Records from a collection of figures
────────

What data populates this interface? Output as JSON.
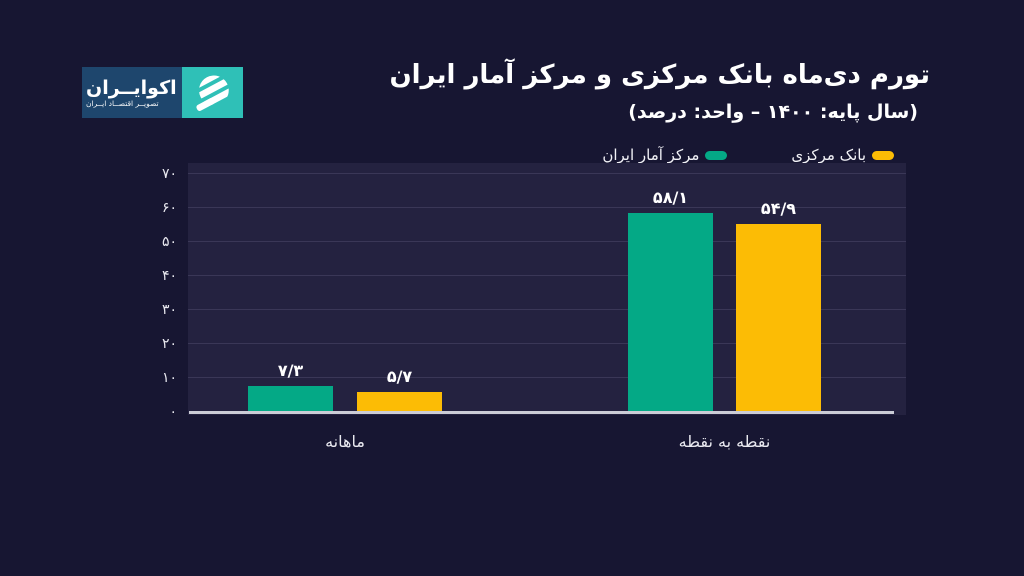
{
  "logo": {
    "name": "اکوایــران",
    "tagline": "تصویــر اقتصــاد ایــران",
    "navy_color": "#1e466d",
    "teal_color": "#2fc0b7"
  },
  "chart_data": {
    "type": "bar",
    "rtl": true,
    "title": "تورم دی‌ماه بانک مرکزی و مرکز آمار ایران",
    "subtitle": "(سال پایه: ۱۴۰۰ – واحد: درصد)",
    "categories": [
      "ماهانه",
      "نقطه به نقطه"
    ],
    "series": [
      {
        "name": "مرکز آمار ایران",
        "color": "#04a986",
        "values": [
          7.3,
          58.1
        ],
        "value_labels": [
          "۷/۳",
          "۵۸/۱"
        ]
      },
      {
        "name": "بانک مرکزی",
        "color": "#fcbc05",
        "values": [
          5.7,
          54.9
        ],
        "value_labels": [
          "۵/۷",
          "۵۴/۹"
        ]
      }
    ],
    "ylim": [
      0,
      70
    ],
    "y_ticks": [
      {
        "value": 0,
        "label": "۰"
      },
      {
        "value": 10,
        "label": "۱۰"
      },
      {
        "value": 20,
        "label": "۲۰"
      },
      {
        "value": 30,
        "label": "۳۰"
      },
      {
        "value": 40,
        "label": "۴۰"
      },
      {
        "value": 50,
        "label": "۵۰"
      },
      {
        "value": 60,
        "label": "۶۰"
      },
      {
        "value": 70,
        "label": "۷۰"
      }
    ],
    "grid": true,
    "legend": {
      "position": "top-right",
      "items": [
        {
          "label": "بانک مرکزی",
          "color": "#fcbc05"
        },
        {
          "label": "مرکز آمار ایران",
          "color": "#04a986"
        }
      ]
    }
  }
}
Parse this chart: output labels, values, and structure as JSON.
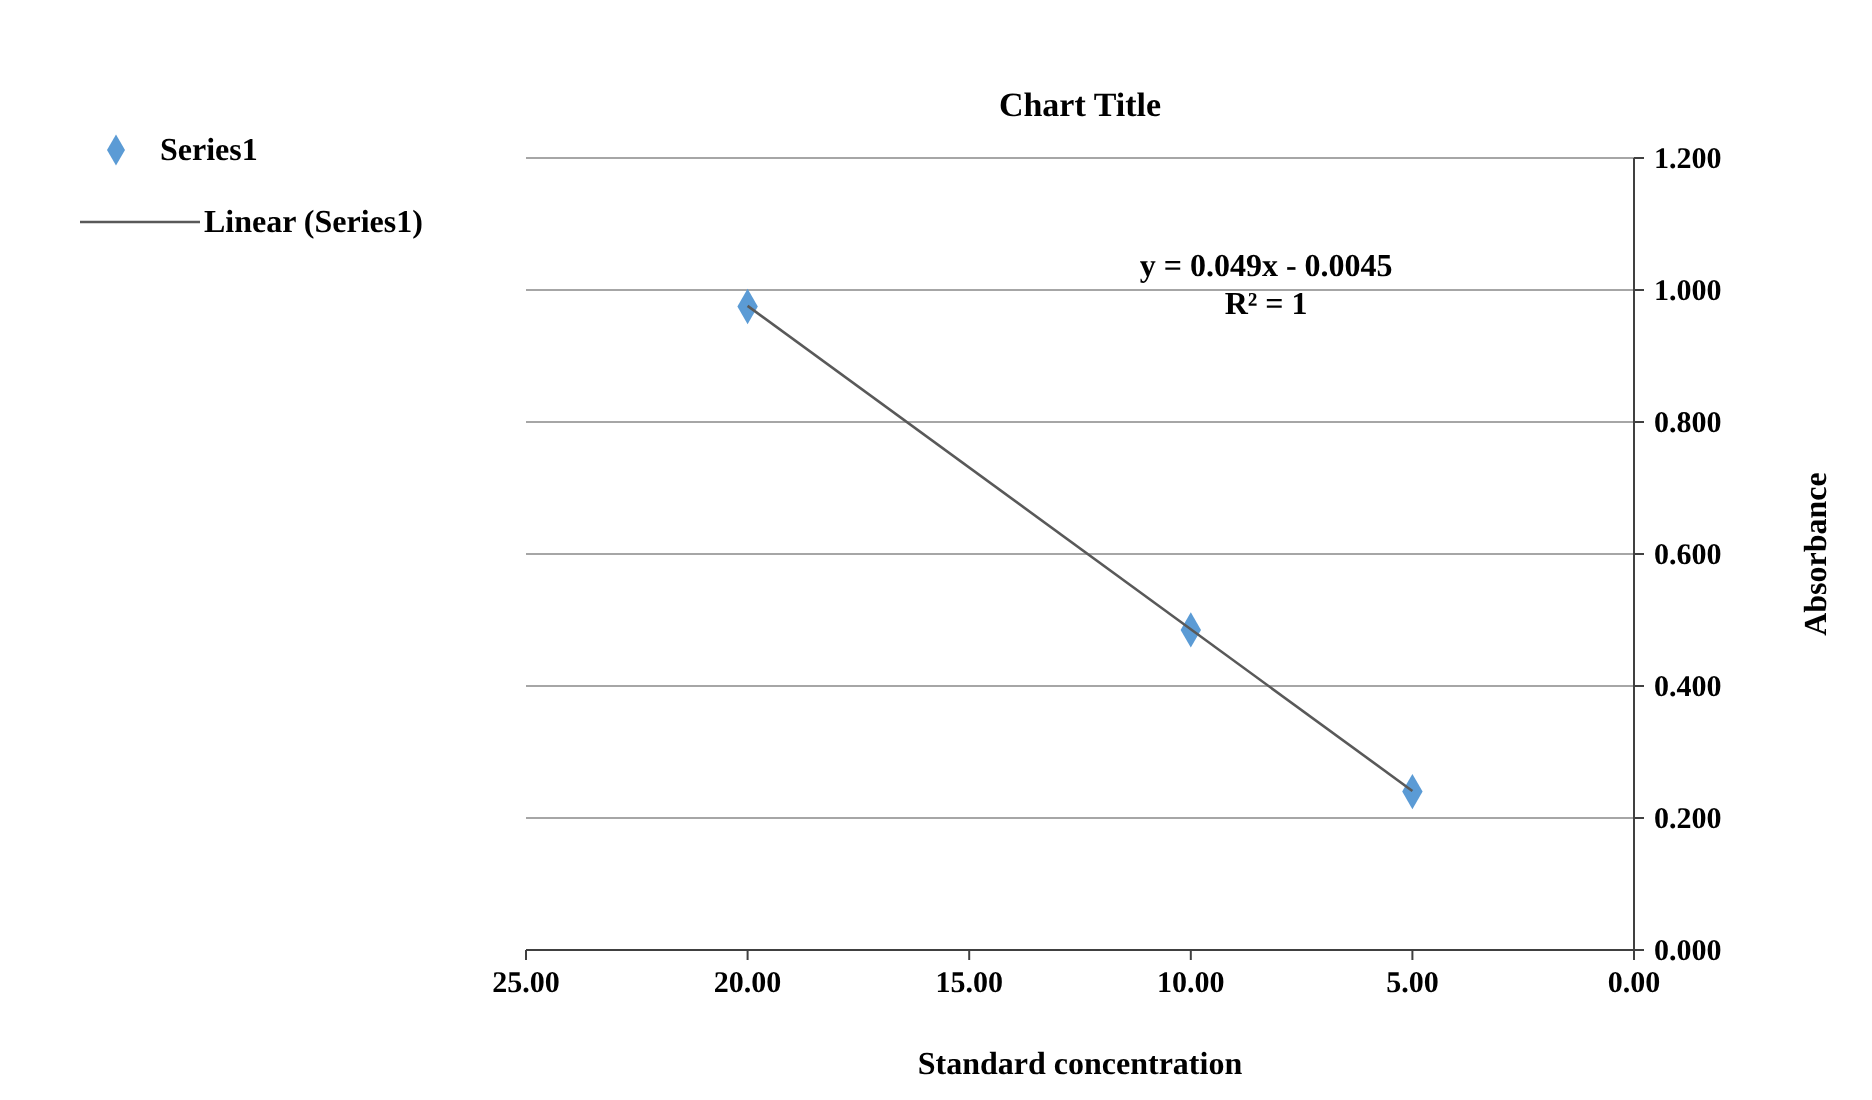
{
  "chart_data": {
    "type": "scatter",
    "title": "Chart Title",
    "xlabel": "Standard concentration",
    "ylabel": "Absorbance",
    "xlim": [
      25,
      0
    ],
    "xticks": [
      {
        "value": 25,
        "label": "25.00"
      },
      {
        "value": 20,
        "label": "20.00"
      },
      {
        "value": 15,
        "label": "15.00"
      },
      {
        "value": 10,
        "label": "10.00"
      },
      {
        "value": 5,
        "label": "5.00"
      },
      {
        "value": 0,
        "label": "0.00"
      }
    ],
    "ylim": [
      0,
      1.2
    ],
    "yticks": [
      {
        "value": 0,
        "label": "0.000"
      },
      {
        "value": 0.2,
        "label": "0.200"
      },
      {
        "value": 0.4,
        "label": "0.400"
      },
      {
        "value": 0.6,
        "label": "0.600"
      },
      {
        "value": 0.8,
        "label": "0.800"
      },
      {
        "value": 1,
        "label": "1.000"
      },
      {
        "value": 1.2,
        "label": "1.200"
      }
    ],
    "grid": "y",
    "legend": "top left",
    "annotations": [
      "y = 0.049x - 0.0045",
      "R² = 1"
    ],
    "series": [
      {
        "name": "Series1",
        "color": "#5b9bd5",
        "marker": "diamond",
        "x": [
          20,
          10,
          5
        ],
        "values": [
          0.975,
          0.485,
          0.24
        ]
      },
      {
        "name": "Linear (Series1)",
        "type": "line",
        "color": "#595959",
        "line_style": "solid",
        "x": [
          20,
          5
        ],
        "values": [
          0.976,
          0.241
        ]
      }
    ]
  }
}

────────

■ Task to carry out: Give an exact reproduction of every line, leaving out any picture.

■ Result:
What data populates this interface? Output as JSON.
{
  "logo": {
    "name": "اکوایــران",
    "tagline": "تصویــر اقتصــاد ایــران",
    "navy_color": "#1e466d",
    "teal_color": "#2fc0b7"
  },
  "chart_data": {
    "type": "bar",
    "rtl": true,
    "title": "تورم دی‌ماه بانک مرکزی و مرکز آمار ایران",
    "subtitle": "(سال پایه: ۱۴۰۰ – واحد: درصد)",
    "categories": [
      "ماهانه",
      "نقطه به نقطه"
    ],
    "series": [
      {
        "name": "مرکز آمار ایران",
        "color": "#04a986",
        "values": [
          7.3,
          58.1
        ],
        "value_labels": [
          "۷/۳",
          "۵۸/۱"
        ]
      },
      {
        "name": "بانک مرکزی",
        "color": "#fcbc05",
        "values": [
          5.7,
          54.9
        ],
        "value_labels": [
          "۵/۷",
          "۵۴/۹"
        ]
      }
    ],
    "ylim": [
      0,
      70
    ],
    "y_ticks": [
      {
        "value": 0,
        "label": "۰"
      },
      {
        "value": 10,
        "label": "۱۰"
      },
      {
        "value": 20,
        "label": "۲۰"
      },
      {
        "value": 30,
        "label": "۳۰"
      },
      {
        "value": 40,
        "label": "۴۰"
      },
      {
        "value": 50,
        "label": "۵۰"
      },
      {
        "value": 60,
        "label": "۶۰"
      },
      {
        "value": 70,
        "label": "۷۰"
      }
    ],
    "grid": true,
    "legend": {
      "position": "top-right",
      "items": [
        {
          "label": "بانک مرکزی",
          "color": "#fcbc05"
        },
        {
          "label": "مرکز آمار ایران",
          "color": "#04a986"
        }
      ]
    }
  }
}
Parse this chart: output labels, values, and structure as JSON.
{
  "chart_data": {
    "type": "scatter",
    "title": "Chart Title",
    "xlabel": "Standard concentration",
    "ylabel": "Absorbance",
    "xlim": [
      25,
      0
    ],
    "xticks": [
      {
        "value": 25,
        "label": "25.00"
      },
      {
        "value": 20,
        "label": "20.00"
      },
      {
        "value": 15,
        "label": "15.00"
      },
      {
        "value": 10,
        "label": "10.00"
      },
      {
        "value": 5,
        "label": "5.00"
      },
      {
        "value": 0,
        "label": "0.00"
      }
    ],
    "ylim": [
      0,
      1.2
    ],
    "yticks": [
      {
        "value": 0,
        "label": "0.000"
      },
      {
        "value": 0.2,
        "label": "0.200"
      },
      {
        "value": 0.4,
        "label": "0.400"
      },
      {
        "value": 0.6,
        "label": "0.600"
      },
      {
        "value": 0.8,
        "label": "0.800"
      },
      {
        "value": 1,
        "label": "1.000"
      },
      {
        "value": 1.2,
        "label": "1.200"
      }
    ],
    "grid": "y",
    "legend": "top left",
    "annotations": [
      "y = 0.049x - 0.0045",
      "R² = 1"
    ],
    "series": [
      {
        "name": "Series1",
        "color": "#5b9bd5",
        "marker": "diamond",
        "x": [
          20,
          10,
          5
        ],
        "values": [
          0.975,
          0.485,
          0.24
        ]
      },
      {
        "name": "Linear (Series1)",
        "type": "line",
        "color": "#595959",
        "line_style": "solid",
        "x": [
          20,
          5
        ],
        "values": [
          0.976,
          0.241
        ]
      }
    ]
  }
}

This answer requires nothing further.